WRITTEN TASK ▸
All the data should be repeated exactly. Any image in it is left out.

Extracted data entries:
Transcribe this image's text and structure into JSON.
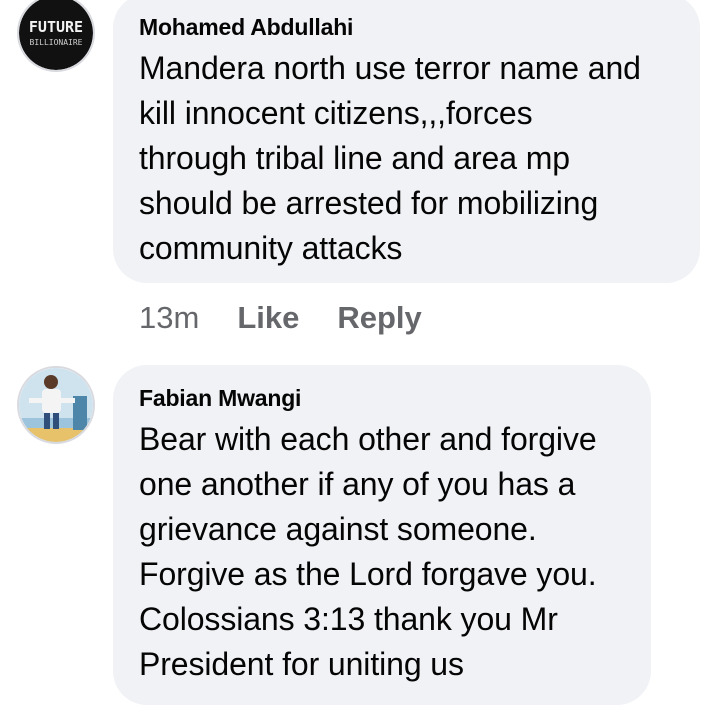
{
  "comments": [
    {
      "author": "Mohamed Abdullahi",
      "text": "Mandera north use terror name and\nkill innocent citizens,,,forces\nthrough tribal line and area mp\nshould be arrested for mobilizing\ncommunity attacks",
      "avatar_text_line1": "FUTURE",
      "avatar_text_line2": "BILLIONAIRE",
      "time": "13m",
      "like_label": "Like",
      "reply_label": "Reply"
    },
    {
      "author": "Fabian Mwangi",
      "text": "Bear with each other and forgive\none another if any of you has a\ngrievance against someone.\nForgive as the Lord forgave you.\nColossians 3:13 thank you Mr\nPresident for uniting us"
    }
  ],
  "colors": {
    "bubble": "#f0f2f5",
    "text": "#050505",
    "meta": "#65676b"
  }
}
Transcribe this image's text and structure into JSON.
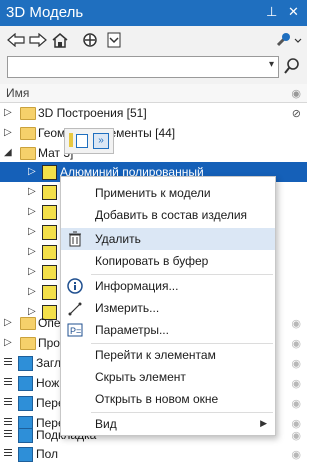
{
  "title": "3D Модель",
  "column_header": "Имя",
  "tree": {
    "rows": [
      {
        "label": "3D Построения [51]"
      },
      {
        "label": "Геом        ские элементы [44]"
      },
      {
        "label": "Мат            3]"
      },
      {
        "label": "Алюминий полированный"
      },
      {
        "label": "Опе"
      },
      {
        "label": "Про"
      },
      {
        "label": "Загл"
      },
      {
        "label": "Нож"
      },
      {
        "label": "Пере"
      },
      {
        "label": "Пере"
      },
      {
        "label": "Подкладка"
      },
      {
        "label": "Пол"
      }
    ]
  },
  "context_menu": {
    "items": [
      {
        "label": "Применить к модели"
      },
      {
        "label": "Добавить в состав изделия"
      },
      {
        "label": "Удалить"
      },
      {
        "label": "Копировать в буфер"
      },
      {
        "label": "Информация..."
      },
      {
        "label": "Измерить..."
      },
      {
        "label": "Параметры..."
      },
      {
        "label": "Перейти к элементам"
      },
      {
        "label": "Скрыть элемент"
      },
      {
        "label": "Открыть в новом окне"
      },
      {
        "label": "Вид"
      }
    ]
  },
  "colors": {
    "title_bar": "#1f6fbf",
    "selection": "#1560b8",
    "highlight": "#dbe7f5"
  }
}
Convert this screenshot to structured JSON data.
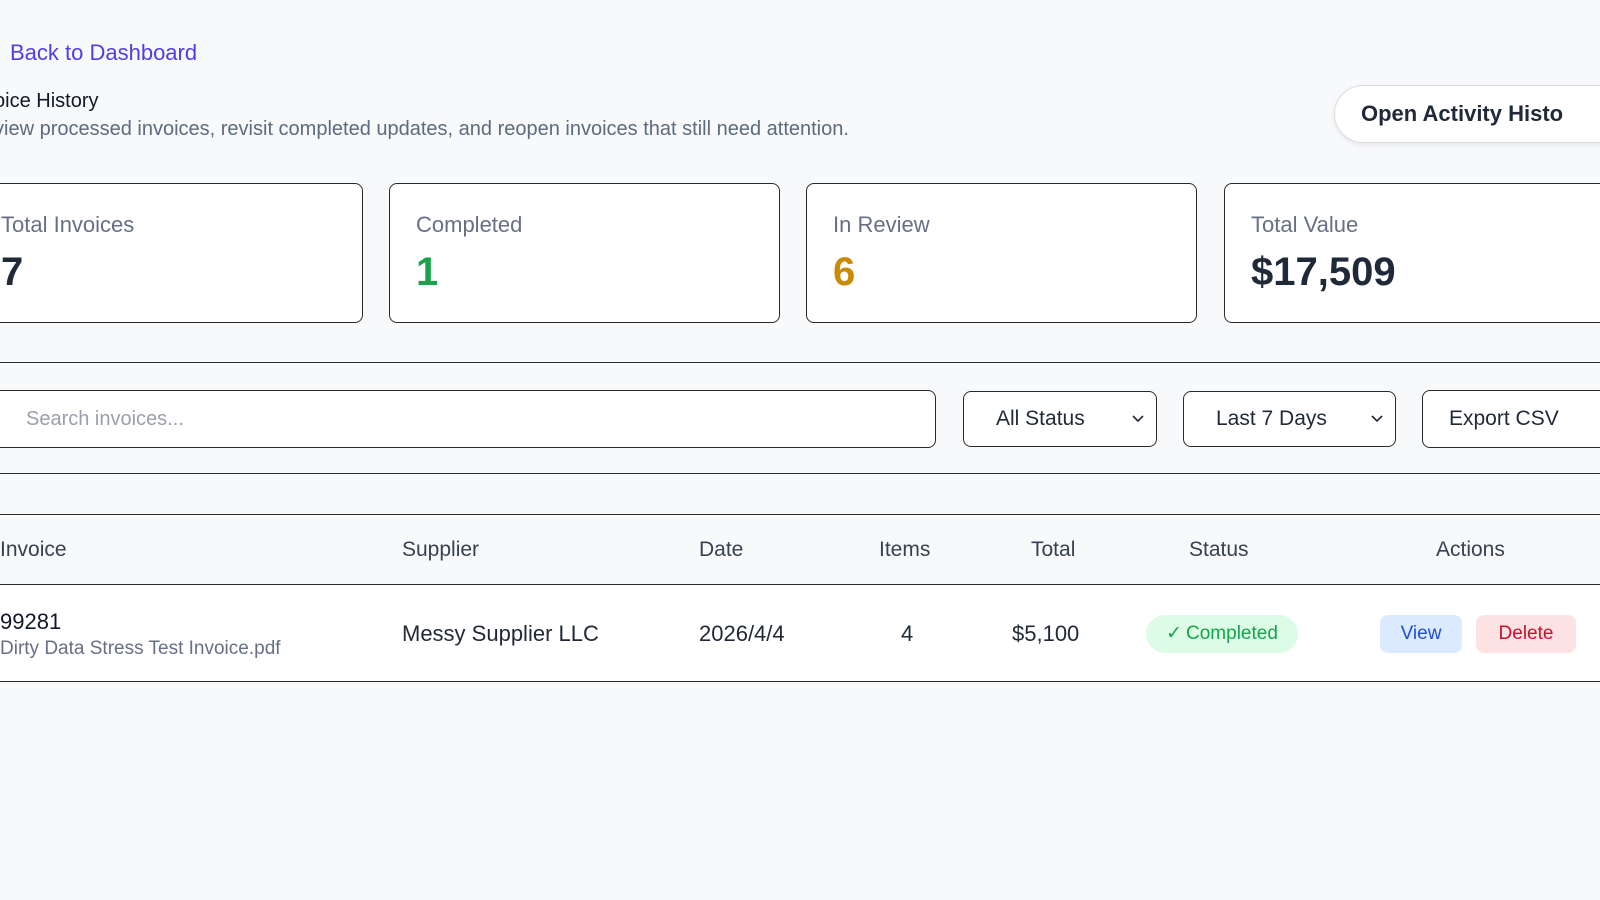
{
  "nav": {
    "back_label": "Back to Dashboard"
  },
  "header": {
    "title": "oice History",
    "subtitle": "view processed invoices, revisit completed updates, and reopen invoices that still need attention.",
    "activity_button": "Open Activity Histo"
  },
  "stats": [
    {
      "label": "Total Invoices",
      "value": "7"
    },
    {
      "label": "Completed",
      "value": "1"
    },
    {
      "label": "In Review",
      "value": "6"
    },
    {
      "label": "Total Value",
      "value": "$17,509"
    }
  ],
  "filters": {
    "search_placeholder": "Search invoices...",
    "status_selected": "All Status",
    "range_selected": "Last 7 Days",
    "export_label": "Export CSV"
  },
  "table": {
    "headers": [
      "Invoice",
      "Supplier",
      "Date",
      "Items",
      "Total",
      "Status",
      "Actions"
    ],
    "rows": [
      {
        "invoice_number": "99281",
        "file_name": "Dirty Data Stress Test Invoice.pdf",
        "supplier": "Messy Supplier LLC",
        "date": "2026/4/4",
        "items": "4",
        "total": "$5,100",
        "status": "Completed",
        "view_label": "View",
        "delete_label": "Delete"
      }
    ]
  },
  "colors": {
    "accent": "#4f3ee6",
    "completed": "#16a34a",
    "review": "#ca8a04",
    "view": "#1d4ed8",
    "delete": "#c8102e"
  },
  "icons": {
    "status_check": "check-icon",
    "dropdown": "chevron-down-icon"
  }
}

CORRECT ANSWER ▸
Transcribe this image's text and structure into JSON.
{
  "comments": [
    {
      "author": "Mohamed Abdullahi",
      "text": "Mandera north use terror name and\nkill innocent citizens,,,forces\nthrough tribal line and area mp\nshould be arrested for mobilizing\ncommunity attacks",
      "avatar_text_line1": "FUTURE",
      "avatar_text_line2": "BILLIONAIRE",
      "time": "13m",
      "like_label": "Like",
      "reply_label": "Reply"
    },
    {
      "author": "Fabian Mwangi",
      "text": "Bear with each other and forgive\none another if any of you has a\ngrievance against someone.\nForgive as the Lord forgave you.\nColossians 3:13 thank you Mr\nPresident for uniting us"
    }
  ],
  "colors": {
    "bubble": "#f0f2f5",
    "text": "#050505",
    "meta": "#65676b"
  }
}
Transcribe this image's text and structure into JSON.
{
  "title": "3D Модель",
  "column_header": "Имя",
  "tree": {
    "rows": [
      {
        "label": "3D Построения [51]"
      },
      {
        "label": "Геом        ские элементы [44]"
      },
      {
        "label": "Мат            3]"
      },
      {
        "label": "Алюминий полированный"
      },
      {
        "label": "Опе"
      },
      {
        "label": "Про"
      },
      {
        "label": "Загл"
      },
      {
        "label": "Нож"
      },
      {
        "label": "Пере"
      },
      {
        "label": "Пере"
      },
      {
        "label": "Подкладка"
      },
      {
        "label": "Пол"
      }
    ]
  },
  "context_menu": {
    "items": [
      {
        "label": "Применить к модели"
      },
      {
        "label": "Добавить в состав изделия"
      },
      {
        "label": "Удалить"
      },
      {
        "label": "Копировать в буфер"
      },
      {
        "label": "Информация..."
      },
      {
        "label": "Измерить..."
      },
      {
        "label": "Параметры..."
      },
      {
        "label": "Перейти к элементам"
      },
      {
        "label": "Скрыть элемент"
      },
      {
        "label": "Открыть в новом окне"
      },
      {
        "label": "Вид"
      }
    ]
  },
  "colors": {
    "title_bar": "#1f6fbf",
    "selection": "#1560b8",
    "highlight": "#dbe7f5"
  }
}
Convert this screenshot to structured JSON data.
{
  "nav": {
    "back_label": "Back to Dashboard"
  },
  "header": {
    "title": "oice History",
    "subtitle": "view processed invoices, revisit completed updates, and reopen invoices that still need attention.",
    "activity_button": "Open Activity Histo"
  },
  "stats": [
    {
      "label": "Total Invoices",
      "value": "7"
    },
    {
      "label": "Completed",
      "value": "1"
    },
    {
      "label": "In Review",
      "value": "6"
    },
    {
      "label": "Total Value",
      "value": "$17,509"
    }
  ],
  "filters": {
    "search_placeholder": "Search invoices...",
    "status_selected": "All Status",
    "range_selected": "Last 7 Days",
    "export_label": "Export CSV"
  },
  "table": {
    "headers": [
      "Invoice",
      "Supplier",
      "Date",
      "Items",
      "Total",
      "Status",
      "Actions"
    ],
    "rows": [
      {
        "invoice_number": "99281",
        "file_name": "Dirty Data Stress Test Invoice.pdf",
        "supplier": "Messy Supplier LLC",
        "date": "2026/4/4",
        "items": "4",
        "total": "$5,100",
        "status": "Completed",
        "view_label": "View",
        "delete_label": "Delete"
      }
    ]
  },
  "colors": {
    "accent": "#4f3ee6",
    "completed": "#16a34a",
    "review": "#ca8a04",
    "view": "#1d4ed8",
    "delete": "#c8102e"
  },
  "icons": {
    "status_check": "check-icon",
    "dropdown": "chevron-down-icon"
  }
}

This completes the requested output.